• **Task details**:
Look through the data below and count each line where the word "General" appears. Reply with the count alone.

(Collected data entries)
=-=-=

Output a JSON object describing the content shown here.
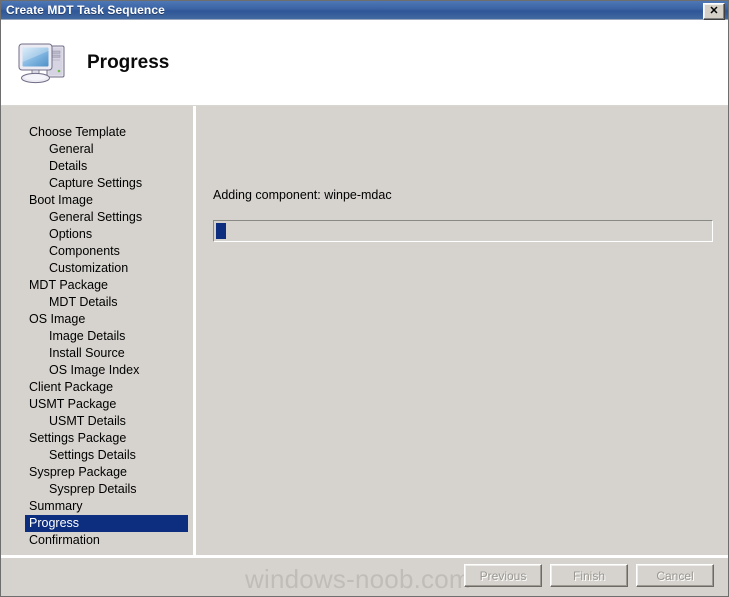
{
  "window": {
    "title": "Create MDT Task Sequence",
    "close_label": "✕"
  },
  "header": {
    "title": "Progress",
    "icon": "computer-icon"
  },
  "sidebar": {
    "items": [
      {
        "label": "Choose Template",
        "level": 0,
        "selected": false
      },
      {
        "label": "General",
        "level": 1,
        "selected": false
      },
      {
        "label": "Details",
        "level": 1,
        "selected": false
      },
      {
        "label": "Capture Settings",
        "level": 1,
        "selected": false
      },
      {
        "label": "Boot Image",
        "level": 0,
        "selected": false
      },
      {
        "label": "General Settings",
        "level": 1,
        "selected": false
      },
      {
        "label": "Options",
        "level": 1,
        "selected": false
      },
      {
        "label": "Components",
        "level": 1,
        "selected": false
      },
      {
        "label": "Customization",
        "level": 1,
        "selected": false
      },
      {
        "label": "MDT Package",
        "level": 0,
        "selected": false
      },
      {
        "label": "MDT Details",
        "level": 1,
        "selected": false
      },
      {
        "label": "OS Image",
        "level": 0,
        "selected": false
      },
      {
        "label": "Image Details",
        "level": 1,
        "selected": false
      },
      {
        "label": "Install Source",
        "level": 1,
        "selected": false
      },
      {
        "label": "OS Image Index",
        "level": 1,
        "selected": false
      },
      {
        "label": "Client Package",
        "level": 0,
        "selected": false
      },
      {
        "label": "USMT Package",
        "level": 0,
        "selected": false
      },
      {
        "label": "USMT Details",
        "level": 1,
        "selected": false
      },
      {
        "label": "Settings Package",
        "level": 0,
        "selected": false
      },
      {
        "label": "Settings Details",
        "level": 1,
        "selected": false
      },
      {
        "label": "Sysprep Package",
        "level": 0,
        "selected": false
      },
      {
        "label": "Sysprep Details",
        "level": 1,
        "selected": false
      },
      {
        "label": "Summary",
        "level": 0,
        "selected": false
      },
      {
        "label": "Progress",
        "level": 0,
        "selected": true
      },
      {
        "label": "Confirmation",
        "level": 0,
        "selected": false
      }
    ]
  },
  "main": {
    "status_text": "Adding component: winpe-mdac",
    "progress_percent": 2
  },
  "footer": {
    "watermark": "windows-noob.com",
    "buttons": [
      {
        "label": "Previous",
        "disabled": true
      },
      {
        "label": "Finish",
        "disabled": true
      },
      {
        "label": "Cancel",
        "disabled": true
      }
    ]
  },
  "colors": {
    "titlebar_blue": "#3b63a4",
    "selection_navy": "#0d2d7f",
    "dialog_grey": "#d6d3ce",
    "watermark_grey": "#c0bdb8"
  }
}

=-=-=

• **Finished task**:
2